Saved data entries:
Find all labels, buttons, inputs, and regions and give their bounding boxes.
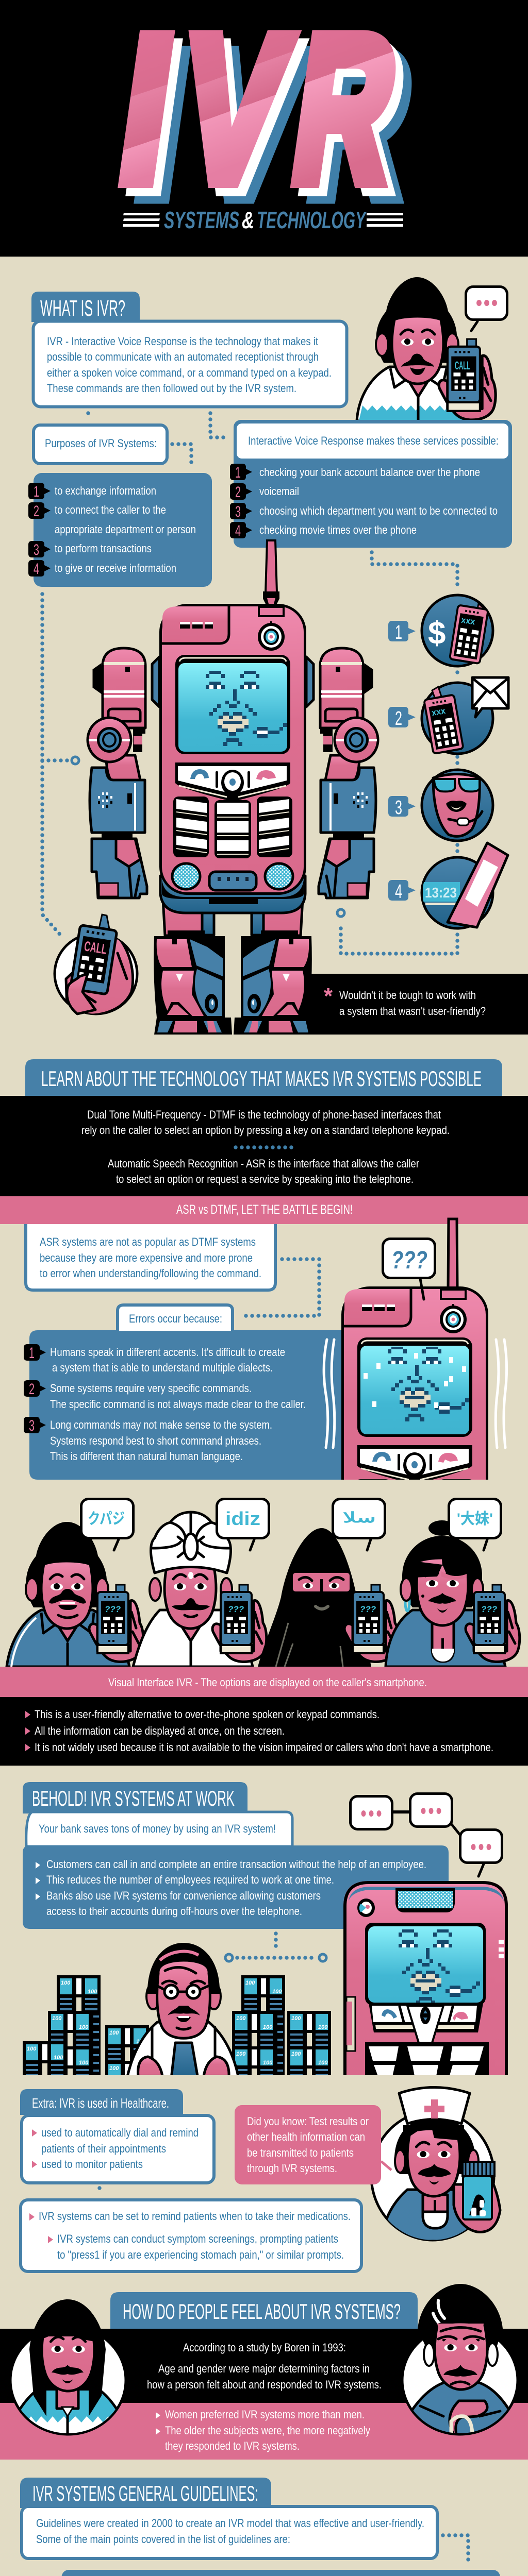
panel: IVR definition: These commands are then followed out by the IVR system. [47,382,296,395]
heading tab: extra healthcare: Extra: IVR is used in Healthcare. [32,2095,169,2111]
panel: IVR at work list: This reduces the number of employees required to work at one time. [46,1873,334,1886]
heading tab: how do people feel [110,2292,418,2331]
robot three phone [343,1881,508,2081]
panel: errors list: This is different than natural human language. [50,1450,243,1463]
heading tab: learn about technology [25,1059,502,1097]
callout: test results: through IVR systems. [247,2162,337,2175]
subtitle stripes and text: & [242,207,254,233]
box: bank saves money: Your bank saves tons of money by using an IVR system! [39,1822,276,1835]
icon: operator headset [422,770,493,841]
panel: errors list: The specific command is not always made clear to the caller. [50,1398,306,1411]
person: woman in niqab: ??? [360,1604,376,1614]
panel: errors list [24,1330,342,1480]
badge 3 [388,796,416,819]
person: man with moustache [7,1522,143,1667]
icon: hand with call phone [55,914,137,1015]
black band: DTMF and ASR: rely on the caller to select an option by pressing a key on a standard telephone keypad. [81,1124,450,1137]
callout: test results: be transmitted to patients [247,2146,354,2159]
money stacks and banker [23,1943,331,2075]
pink band: ASR vs DTMF: ASR vs DTMF, LET THE BATTLE BEGIN! [176,1202,353,1217]
black band: boren study: Age and gender were major determining factors in [158,2362,370,2375]
callout: user-friendly: * [324,984,333,1009]
icon: bank balance phone: $ [428,616,446,651]
number badges: 1 [34,483,39,500]
number badges: 3 [235,503,241,520]
text box: ASR not popular [26,1224,275,1290]
icon: voicemail phone [422,677,508,754]
connector dots [42,552,457,954]
number badges [24,1344,46,1434]
heading tab: extra healthcare [20,2089,183,2117]
subtitle stripes and text: TECHNOLOGY [257,207,367,233]
black band: visual interface notes: All the information can be displayed at once, on the screen. [35,1724,285,1737]
panel: errors list: Systems respond best to short command phrases. [50,1434,261,1447]
person: man with moustache: ??? [105,1604,121,1614]
box: medication reminders: to "press1 if you are experiencing stomach pain," or similar prompts. [57,2248,344,2261]
robot left arm [88,648,159,898]
title: IVR: R [281,0,409,225]
box: guidelines intro: Guidelines were created in 2000 to create an IVR model that was effective and user-friendly. [36,2517,424,2530]
black band: boren study: how a person felt about and responded to IVR systems. [147,2378,382,2391]
speech bubble: foreign 3 [333,1499,385,1550]
header banner [0,0,528,257]
number badges: 2 [29,1381,35,1398]
panel: purposes heading [34,425,167,464]
panel: IVR definition: either a spoken voice command, or a command typed on a keypad. [47,366,332,379]
turban [151,1512,231,1573]
portrait: young woman [10,2299,126,2437]
callout: user-friendly: a system that wasn't user-friendly? [339,1005,486,1018]
box: medication reminders: IVR systems can conduct symptom screenings, prompting patients [57,2232,338,2245]
person: woman with bun [386,1520,520,1667]
panel: purposes list: to perform transactions [55,542,152,555]
panel: IVR definition: IVR - Interactive Voice Response is the technology that makes it [47,335,318,348]
question bubble [383,1239,435,1299]
pink band: visual interface: Visual Interface IVR - The options are displayed on the caller's smartphone. [108,1676,427,1689]
panel: purposes list: to give or receive information [55,562,176,574]
box: healthcare uses [22,2115,214,2183]
panel: IVR definition: possible to communicate with an automated receptionist through [47,350,319,363]
subtitle stripes and text [123,207,403,233]
title: IVR: I [124,9,201,240]
heading tab: guidelines [20,2478,271,2508]
box: guidelines intro [22,2506,437,2558]
man with phone (what is IVR): CALL [455,359,470,372]
panel: services list [230,420,512,548]
robot waist [209,899,258,904]
badge 2: 2 [395,708,402,730]
panel: services list: checking your bank account balance over the phone [259,466,480,479]
panel: purposes list: to connect the caller to the [55,503,166,516]
title: IVR: R [297,9,425,241]
number badges [28,483,51,578]
icon: movie times [422,843,508,928]
robot right arm [306,648,378,898]
number badges [230,464,252,539]
panel: IVR at work list: access to their accounts during off-hours over the telephone. [46,1905,302,1918]
robot antenna [263,540,279,605]
speech bubble: man [466,286,507,331]
person: woman in niqab [258,1528,399,1667]
number badges: 1 [235,464,241,481]
connector dots and rings [225,1934,326,1961]
wavy vibration lines [324,1340,507,1448]
number badges: 2 [34,503,39,520]
robot two face [364,1346,469,1421]
black band: DTMF and ASR [0,1096,528,1197]
man with phone (what is IVR) [357,277,496,421]
speech bubble: foreign 2 [217,1499,269,1550]
number badges: 3 [34,541,39,558]
subtitle stripes and text: SYSTEMS [164,207,239,233]
speech bubble: foreign 4 [449,1499,501,1550]
panel: errors list: a system that is able to understand multiple dialects. [52,1361,273,1374]
robot right leg [234,899,312,1035]
speech bubble: foreign 4: '大妹' [457,1511,493,1528]
callout: test results [235,2105,391,2184]
title: IVR: V [176,1,309,233]
robot base [160,876,305,913]
pink band: visual interface [0,1667,528,1697]
pink band: findings [0,2403,528,2460]
title: IVR: I [116,1,193,232]
icon: bank balance phone [422,595,493,666]
robot one [88,540,378,1035]
heading tab: behold: BEHOLD! IVR SYSTEMS AT WORK [32,1786,235,1810]
box: bank saves money [26,1812,292,1846]
box: medication reminders: IVR systems can be set to remind patients when to take their medications. [39,2210,351,2223]
black band: DTMF and ASR: to select an option or request a service by speaking into the telephone. [116,1173,414,1185]
number badges: 1 [29,1345,35,1362]
callout: test results: Did you know: Test results or [247,2115,369,2128]
speech bubble: foreign 1: クパジ [88,1511,125,1528]
number badges: 4 [34,561,39,578]
pink band: ASR vs DTMF [0,1196,528,1224]
panel: purposes heading: Purposes of IVR Systems: [45,437,157,450]
panel: IVR at work list: Customers can call in and complete an entire transaction without the help of an employee. [46,1858,426,1871]
box: healthcare uses: used to automatically dial and remind [41,2126,199,2139]
badge 1: 1 [395,622,402,643]
heading tab: what is IVR [31,292,140,322]
connector rings [72,757,344,917]
box: healthcare uses: used to monitor patients [41,2158,143,2171]
badge 1 [388,621,416,643]
icon: hand with call phone: CALL [83,938,108,957]
person: man with turban: ??? [228,1604,244,1614]
robot three face [399,1929,480,2005]
speech bubble: foreign 3: سلا [343,1510,376,1526]
banker [126,1943,239,2081]
speech bubble: foreign 1 [81,1499,133,1550]
callout: test results: other health information can [247,2130,365,2143]
panel: IVR at work list: Banks also use IVR systems for convenience allowing customers [46,1889,321,1902]
tab: errors occur [118,1305,233,1331]
box: healthcare uses: patients of their appointments [41,2142,166,2155]
panel: errors list: Long commands may not make sense to the system. [50,1418,272,1431]
icon: movie times: 13:23 [425,885,457,901]
box: guidelines intro: Some of the main points covered in the list of guidelines are: [36,2533,290,2546]
black band: visual interface notes [0,1697,528,1766]
panel: IVR definition [33,321,346,407]
panel: errors list: Humans speak in different accents. It's difficult to create [50,1346,285,1359]
badge 4 [388,880,416,903]
robot left leg [154,899,232,1035]
heading tab: guidelines: IVR SYSTEMS GENERAL GUIDELINES: [32,2481,258,2505]
title: IVR: R [289,2,417,233]
box: medication reminders [21,2200,361,2272]
nurse portrait [371,2088,500,2241]
robot screen face [206,671,287,746]
panel: services list: checking movie times over the phone [259,523,417,536]
heading tab: what is IVR: WHAT IS IVR? [40,296,125,321]
black band: visual interface notes: This is a user-friendly alternative to over-the-phone spoken or keypad commands. [35,1708,380,1721]
panel: purposes list: appropriate department or person [55,523,196,536]
speech bubble: foreign 2: idiz [225,1508,260,1529]
black band: DTMF and ASR: Automatic Speech Recognition - ASR is the interface that allows the caller [108,1157,419,1170]
portrait: old man [402,2284,518,2437]
pink band: findings: The older the subjects were, the more negatively [165,2424,370,2437]
bubble chain [351,1794,502,1876]
text box: ASR not popular: because they are more expensive and more prone [40,1251,253,1264]
callout: user-friendly: Wouldn't it be tough to work with [339,989,476,1002]
number badges: 2 [235,484,241,501]
panel: purposes list [28,473,212,587]
badge 3: 3 [395,797,402,819]
panel: services list: voicemail [259,485,299,498]
person: man with turban [133,1512,267,1667]
number badges: 3 [29,1417,35,1434]
heading tab: behold [23,1782,248,1850]
robot two phone body [341,1286,488,1480]
person: woman with bun: ??? [481,1604,498,1614]
title: IVR: V [184,9,317,240]
panel: IVR at work list [23,1845,449,1929]
robot lower body [162,878,304,899]
text box: ASR not popular: to error when understanding/following the command. [40,1267,261,1280]
tab: errors occur: Errors occur because: [129,1312,222,1325]
black band: DTMF and ASR: Dual Tone Multi-Frequency - DTMF is the technology of phone-based interfaces that [87,1108,441,1121]
question bubble: ??? [391,1247,427,1274]
panel: errors list: Some systems require very specific commands. [50,1382,252,1395]
money stacks [23,1975,331,2096]
callout: user-friendly [302,974,528,1035]
number badges: 4 [235,522,241,539]
black band: boren study [0,2329,528,2403]
panel: guidelines list [62,2570,500,2576]
badge 4: 4 [395,881,402,903]
text box: ASR not popular: ASR systems are not as popular as DTMF systems [40,1235,256,1248]
robot torso [161,605,305,893]
panel: purposes list: to exchange information [55,484,156,497]
pink band: findings: Women preferred IVR systems more than men. [165,2408,365,2421]
robot antenna two [448,1219,457,1288]
badge 2 [388,707,416,730]
black band: boren study: According to a study by Boren in 1993: [183,2341,346,2354]
pink band: findings: they responded to IVR systems. [165,2439,300,2452]
title: IVR [108,0,425,241]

* _TASK INSTRUCTIONS_
For each line above that holds the string "information", provide a copy of that line.

* _EXERCISE RESULT_
black band: visual interface notes: All the information can be displayed at once, on the screen. [35,1724,285,1737]
panel: purposes list: to give or receive information [55,562,176,574]
callout: test results: other health information can [247,2130,365,2143]
panel: purposes list: to exchange information [55,484,156,497]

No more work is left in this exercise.